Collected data
::::::::

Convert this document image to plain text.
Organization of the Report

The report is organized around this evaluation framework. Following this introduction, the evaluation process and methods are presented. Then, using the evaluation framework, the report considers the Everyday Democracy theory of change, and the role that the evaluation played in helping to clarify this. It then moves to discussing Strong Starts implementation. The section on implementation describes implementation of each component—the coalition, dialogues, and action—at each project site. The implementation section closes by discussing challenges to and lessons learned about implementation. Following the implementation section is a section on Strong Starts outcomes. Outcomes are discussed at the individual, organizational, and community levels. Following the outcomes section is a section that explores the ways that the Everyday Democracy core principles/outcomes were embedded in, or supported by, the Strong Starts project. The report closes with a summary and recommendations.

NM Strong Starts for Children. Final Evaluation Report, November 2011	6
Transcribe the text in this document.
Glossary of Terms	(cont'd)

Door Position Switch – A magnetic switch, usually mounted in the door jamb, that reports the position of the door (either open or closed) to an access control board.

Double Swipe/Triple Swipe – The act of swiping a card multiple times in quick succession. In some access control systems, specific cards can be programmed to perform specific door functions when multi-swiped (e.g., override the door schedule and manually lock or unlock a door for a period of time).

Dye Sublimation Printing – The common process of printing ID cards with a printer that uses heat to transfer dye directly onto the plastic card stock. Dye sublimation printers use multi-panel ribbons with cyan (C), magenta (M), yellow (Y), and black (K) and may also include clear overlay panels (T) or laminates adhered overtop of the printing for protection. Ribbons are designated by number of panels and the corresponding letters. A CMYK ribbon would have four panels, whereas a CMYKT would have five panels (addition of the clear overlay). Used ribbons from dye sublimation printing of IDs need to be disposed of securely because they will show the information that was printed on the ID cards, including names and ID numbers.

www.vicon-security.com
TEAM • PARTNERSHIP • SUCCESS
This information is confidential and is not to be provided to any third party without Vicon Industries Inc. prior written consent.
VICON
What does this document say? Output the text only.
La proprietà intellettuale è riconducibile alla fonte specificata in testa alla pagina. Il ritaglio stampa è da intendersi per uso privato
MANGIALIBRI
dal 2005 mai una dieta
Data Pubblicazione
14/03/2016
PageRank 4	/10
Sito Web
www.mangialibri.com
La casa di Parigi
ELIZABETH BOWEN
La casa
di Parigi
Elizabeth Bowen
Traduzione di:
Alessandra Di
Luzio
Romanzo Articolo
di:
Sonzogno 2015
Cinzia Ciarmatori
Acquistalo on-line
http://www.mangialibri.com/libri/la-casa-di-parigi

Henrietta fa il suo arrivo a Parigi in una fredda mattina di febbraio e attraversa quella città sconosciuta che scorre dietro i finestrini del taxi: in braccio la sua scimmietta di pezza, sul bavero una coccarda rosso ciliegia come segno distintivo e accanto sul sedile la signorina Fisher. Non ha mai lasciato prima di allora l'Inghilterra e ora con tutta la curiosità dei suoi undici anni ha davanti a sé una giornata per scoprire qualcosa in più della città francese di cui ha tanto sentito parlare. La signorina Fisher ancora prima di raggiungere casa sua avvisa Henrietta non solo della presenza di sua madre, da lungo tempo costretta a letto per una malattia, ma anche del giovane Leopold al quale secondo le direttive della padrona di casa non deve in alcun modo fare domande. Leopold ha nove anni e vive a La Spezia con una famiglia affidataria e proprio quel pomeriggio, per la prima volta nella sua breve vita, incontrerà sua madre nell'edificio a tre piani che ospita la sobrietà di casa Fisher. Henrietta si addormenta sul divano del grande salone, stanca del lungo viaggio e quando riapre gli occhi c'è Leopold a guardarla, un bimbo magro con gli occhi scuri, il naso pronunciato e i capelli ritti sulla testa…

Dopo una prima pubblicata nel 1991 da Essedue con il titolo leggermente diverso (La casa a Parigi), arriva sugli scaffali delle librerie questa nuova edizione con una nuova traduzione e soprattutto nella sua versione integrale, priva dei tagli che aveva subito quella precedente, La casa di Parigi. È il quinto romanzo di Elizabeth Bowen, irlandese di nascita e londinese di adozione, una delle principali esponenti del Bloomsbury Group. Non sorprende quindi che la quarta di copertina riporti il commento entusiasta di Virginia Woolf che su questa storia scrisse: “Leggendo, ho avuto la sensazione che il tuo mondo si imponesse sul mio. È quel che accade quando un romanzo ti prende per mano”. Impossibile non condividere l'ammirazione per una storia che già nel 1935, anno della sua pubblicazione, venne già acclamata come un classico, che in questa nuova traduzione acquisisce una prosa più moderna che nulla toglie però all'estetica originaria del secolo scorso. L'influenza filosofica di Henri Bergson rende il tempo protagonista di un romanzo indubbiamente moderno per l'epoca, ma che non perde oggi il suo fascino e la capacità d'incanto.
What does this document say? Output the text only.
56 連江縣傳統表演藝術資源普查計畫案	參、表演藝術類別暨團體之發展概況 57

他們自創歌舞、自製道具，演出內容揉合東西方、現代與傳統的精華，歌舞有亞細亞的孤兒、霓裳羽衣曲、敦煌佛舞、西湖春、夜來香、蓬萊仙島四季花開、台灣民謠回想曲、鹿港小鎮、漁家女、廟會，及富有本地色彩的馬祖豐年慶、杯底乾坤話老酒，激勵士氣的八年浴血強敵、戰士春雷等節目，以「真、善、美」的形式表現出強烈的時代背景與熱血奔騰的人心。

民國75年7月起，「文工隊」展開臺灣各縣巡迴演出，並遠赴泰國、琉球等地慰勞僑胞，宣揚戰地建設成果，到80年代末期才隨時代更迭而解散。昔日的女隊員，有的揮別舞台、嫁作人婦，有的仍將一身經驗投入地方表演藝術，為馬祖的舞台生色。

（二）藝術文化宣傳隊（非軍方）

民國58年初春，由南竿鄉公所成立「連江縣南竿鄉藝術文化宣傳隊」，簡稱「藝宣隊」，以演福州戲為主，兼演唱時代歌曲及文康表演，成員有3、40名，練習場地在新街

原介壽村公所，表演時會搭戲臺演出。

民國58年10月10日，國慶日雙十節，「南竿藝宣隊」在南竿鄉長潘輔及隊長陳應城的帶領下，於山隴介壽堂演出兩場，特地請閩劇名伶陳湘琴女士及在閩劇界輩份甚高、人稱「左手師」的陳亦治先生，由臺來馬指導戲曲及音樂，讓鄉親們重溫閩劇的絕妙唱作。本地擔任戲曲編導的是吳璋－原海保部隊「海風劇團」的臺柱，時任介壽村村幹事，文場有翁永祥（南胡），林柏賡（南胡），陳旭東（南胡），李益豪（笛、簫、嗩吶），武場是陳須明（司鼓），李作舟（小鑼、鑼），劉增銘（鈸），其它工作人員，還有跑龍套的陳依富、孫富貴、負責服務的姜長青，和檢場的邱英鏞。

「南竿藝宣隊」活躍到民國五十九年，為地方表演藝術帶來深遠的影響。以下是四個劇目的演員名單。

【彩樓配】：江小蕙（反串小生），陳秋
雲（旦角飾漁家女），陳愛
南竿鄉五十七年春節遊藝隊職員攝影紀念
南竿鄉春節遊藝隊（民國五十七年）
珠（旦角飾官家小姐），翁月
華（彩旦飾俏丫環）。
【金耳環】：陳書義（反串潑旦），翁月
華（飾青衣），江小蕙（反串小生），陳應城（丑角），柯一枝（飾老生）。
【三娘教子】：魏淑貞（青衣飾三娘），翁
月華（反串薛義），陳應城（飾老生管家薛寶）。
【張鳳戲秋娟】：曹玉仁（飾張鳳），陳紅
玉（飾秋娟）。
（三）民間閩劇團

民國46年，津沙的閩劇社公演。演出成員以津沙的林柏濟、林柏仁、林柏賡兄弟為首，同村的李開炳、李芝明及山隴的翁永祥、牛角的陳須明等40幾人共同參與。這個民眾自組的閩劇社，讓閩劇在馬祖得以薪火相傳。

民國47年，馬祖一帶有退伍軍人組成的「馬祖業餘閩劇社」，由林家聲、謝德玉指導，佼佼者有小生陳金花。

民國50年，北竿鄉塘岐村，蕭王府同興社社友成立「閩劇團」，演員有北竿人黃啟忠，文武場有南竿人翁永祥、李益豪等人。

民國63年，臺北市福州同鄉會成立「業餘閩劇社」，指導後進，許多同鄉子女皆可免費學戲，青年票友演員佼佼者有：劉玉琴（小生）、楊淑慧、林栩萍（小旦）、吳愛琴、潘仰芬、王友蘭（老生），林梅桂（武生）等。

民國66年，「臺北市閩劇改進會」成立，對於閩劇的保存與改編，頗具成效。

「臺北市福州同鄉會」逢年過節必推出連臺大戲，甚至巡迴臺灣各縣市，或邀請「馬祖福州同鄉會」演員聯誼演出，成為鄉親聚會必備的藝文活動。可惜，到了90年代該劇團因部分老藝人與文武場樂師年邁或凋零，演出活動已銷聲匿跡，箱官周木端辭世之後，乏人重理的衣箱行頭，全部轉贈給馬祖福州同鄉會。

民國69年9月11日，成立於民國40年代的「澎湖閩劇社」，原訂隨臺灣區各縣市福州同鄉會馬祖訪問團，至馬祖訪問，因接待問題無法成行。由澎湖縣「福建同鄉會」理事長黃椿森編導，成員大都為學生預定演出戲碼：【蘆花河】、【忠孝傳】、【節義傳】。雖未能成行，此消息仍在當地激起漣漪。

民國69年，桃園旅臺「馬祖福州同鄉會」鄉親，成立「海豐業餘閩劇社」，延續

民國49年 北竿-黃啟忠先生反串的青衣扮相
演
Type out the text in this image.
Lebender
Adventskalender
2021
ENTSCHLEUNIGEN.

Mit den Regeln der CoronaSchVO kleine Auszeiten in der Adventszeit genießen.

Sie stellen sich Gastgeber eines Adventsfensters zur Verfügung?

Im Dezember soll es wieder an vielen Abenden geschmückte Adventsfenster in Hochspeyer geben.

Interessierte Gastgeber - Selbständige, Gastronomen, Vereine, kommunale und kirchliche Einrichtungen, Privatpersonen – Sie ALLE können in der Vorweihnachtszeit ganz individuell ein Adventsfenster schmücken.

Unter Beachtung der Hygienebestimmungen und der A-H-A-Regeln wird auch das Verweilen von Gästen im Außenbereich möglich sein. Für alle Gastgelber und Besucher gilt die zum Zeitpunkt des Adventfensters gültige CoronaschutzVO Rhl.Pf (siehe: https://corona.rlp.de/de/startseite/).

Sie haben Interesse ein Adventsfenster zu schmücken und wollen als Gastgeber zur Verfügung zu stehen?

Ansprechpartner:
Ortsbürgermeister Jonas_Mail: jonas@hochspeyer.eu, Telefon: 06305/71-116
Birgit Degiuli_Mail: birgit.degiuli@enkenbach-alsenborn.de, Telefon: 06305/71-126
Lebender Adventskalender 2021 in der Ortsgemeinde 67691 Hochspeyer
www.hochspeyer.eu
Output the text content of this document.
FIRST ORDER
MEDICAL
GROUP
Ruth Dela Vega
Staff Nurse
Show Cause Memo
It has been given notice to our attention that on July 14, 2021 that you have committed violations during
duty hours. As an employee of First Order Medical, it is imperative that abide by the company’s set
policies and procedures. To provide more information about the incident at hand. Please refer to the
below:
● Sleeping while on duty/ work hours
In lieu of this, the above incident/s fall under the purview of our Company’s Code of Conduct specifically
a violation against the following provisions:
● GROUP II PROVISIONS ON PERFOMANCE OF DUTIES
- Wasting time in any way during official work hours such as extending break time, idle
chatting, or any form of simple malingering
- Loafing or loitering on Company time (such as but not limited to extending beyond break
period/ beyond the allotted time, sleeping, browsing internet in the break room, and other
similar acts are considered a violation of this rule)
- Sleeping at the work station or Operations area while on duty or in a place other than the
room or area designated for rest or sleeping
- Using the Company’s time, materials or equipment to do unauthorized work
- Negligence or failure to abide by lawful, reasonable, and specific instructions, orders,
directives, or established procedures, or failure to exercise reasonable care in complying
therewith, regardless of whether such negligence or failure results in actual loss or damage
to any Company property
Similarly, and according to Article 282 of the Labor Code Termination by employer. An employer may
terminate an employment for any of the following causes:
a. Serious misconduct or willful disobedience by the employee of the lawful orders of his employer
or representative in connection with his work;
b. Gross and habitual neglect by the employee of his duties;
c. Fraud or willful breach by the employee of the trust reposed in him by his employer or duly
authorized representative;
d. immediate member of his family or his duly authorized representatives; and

::::::::

- _INSTRUCTION_
How many lines of the listing above include the word "Verfügung"? State the number and nothing else.

- _FINISHED TASK_
2